◆ What you are asked to do: Collect all lines containing the word "handshake" from the data.
[Begin Stored records]
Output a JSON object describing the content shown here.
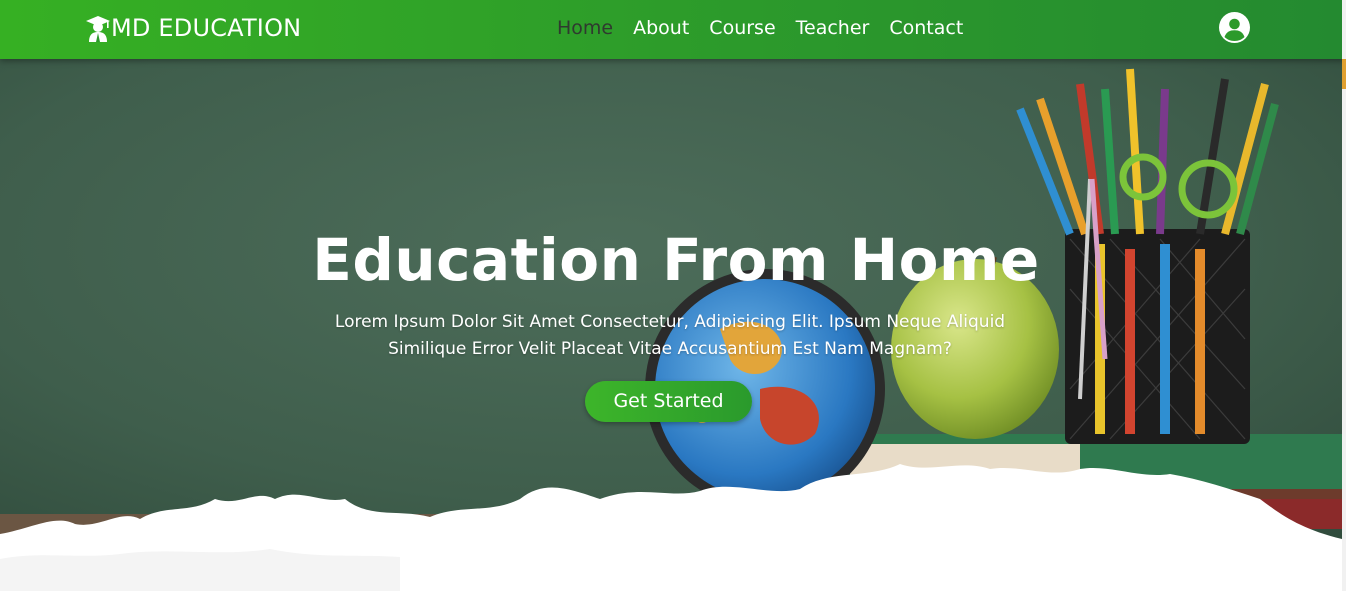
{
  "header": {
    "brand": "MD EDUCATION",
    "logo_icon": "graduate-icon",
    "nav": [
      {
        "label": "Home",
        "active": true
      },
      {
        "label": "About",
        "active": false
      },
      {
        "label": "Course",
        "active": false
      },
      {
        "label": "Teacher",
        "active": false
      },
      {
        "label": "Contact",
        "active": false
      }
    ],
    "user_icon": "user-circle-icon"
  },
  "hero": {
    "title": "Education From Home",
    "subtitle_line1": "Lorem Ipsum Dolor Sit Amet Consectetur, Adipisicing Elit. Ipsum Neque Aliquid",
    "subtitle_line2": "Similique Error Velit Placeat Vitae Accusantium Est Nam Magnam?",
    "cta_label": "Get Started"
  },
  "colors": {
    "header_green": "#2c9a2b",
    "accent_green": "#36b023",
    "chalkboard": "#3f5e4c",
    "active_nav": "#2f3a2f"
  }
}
[End Stored records]
[Begin Stored records]
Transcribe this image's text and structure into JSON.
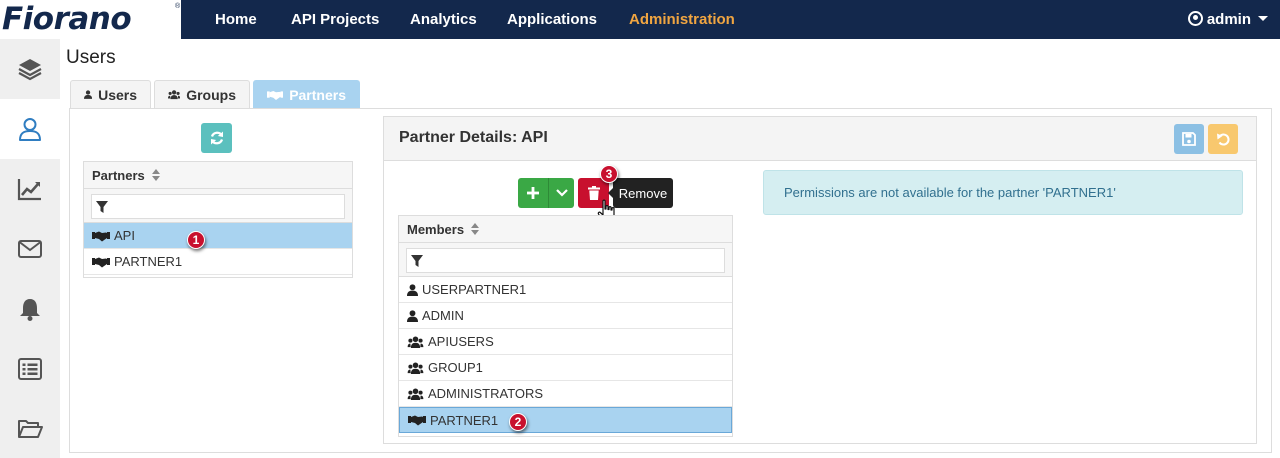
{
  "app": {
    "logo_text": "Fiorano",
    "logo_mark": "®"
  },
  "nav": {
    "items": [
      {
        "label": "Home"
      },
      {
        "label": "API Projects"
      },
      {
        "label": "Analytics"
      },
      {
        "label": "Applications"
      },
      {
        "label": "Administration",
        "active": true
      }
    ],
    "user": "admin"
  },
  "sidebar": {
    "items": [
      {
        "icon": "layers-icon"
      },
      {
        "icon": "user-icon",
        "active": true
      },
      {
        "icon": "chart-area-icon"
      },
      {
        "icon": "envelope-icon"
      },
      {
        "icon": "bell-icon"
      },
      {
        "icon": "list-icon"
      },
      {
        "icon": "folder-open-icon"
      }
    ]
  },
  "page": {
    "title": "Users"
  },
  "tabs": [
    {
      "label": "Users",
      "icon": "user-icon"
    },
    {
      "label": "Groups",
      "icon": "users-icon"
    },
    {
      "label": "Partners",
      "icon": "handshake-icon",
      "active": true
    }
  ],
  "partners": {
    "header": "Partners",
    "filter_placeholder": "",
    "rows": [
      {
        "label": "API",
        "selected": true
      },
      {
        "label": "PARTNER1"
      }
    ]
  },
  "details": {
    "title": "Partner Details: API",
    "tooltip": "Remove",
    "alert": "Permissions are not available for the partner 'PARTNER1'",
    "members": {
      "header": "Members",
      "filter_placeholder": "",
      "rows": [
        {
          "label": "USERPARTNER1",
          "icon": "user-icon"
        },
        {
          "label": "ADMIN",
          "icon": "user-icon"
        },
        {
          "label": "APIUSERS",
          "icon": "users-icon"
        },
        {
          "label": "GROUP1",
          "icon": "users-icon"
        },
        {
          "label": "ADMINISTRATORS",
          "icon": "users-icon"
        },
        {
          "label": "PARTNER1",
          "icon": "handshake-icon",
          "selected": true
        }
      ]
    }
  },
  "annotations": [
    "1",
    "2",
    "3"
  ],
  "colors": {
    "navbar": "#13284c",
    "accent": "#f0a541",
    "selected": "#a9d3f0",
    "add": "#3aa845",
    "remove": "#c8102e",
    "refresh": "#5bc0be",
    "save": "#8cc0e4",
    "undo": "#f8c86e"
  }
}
[End Stored records]
◆ Answer to the problem:
      "icon": "handshake-icon",
          "icon": "handshake-icon",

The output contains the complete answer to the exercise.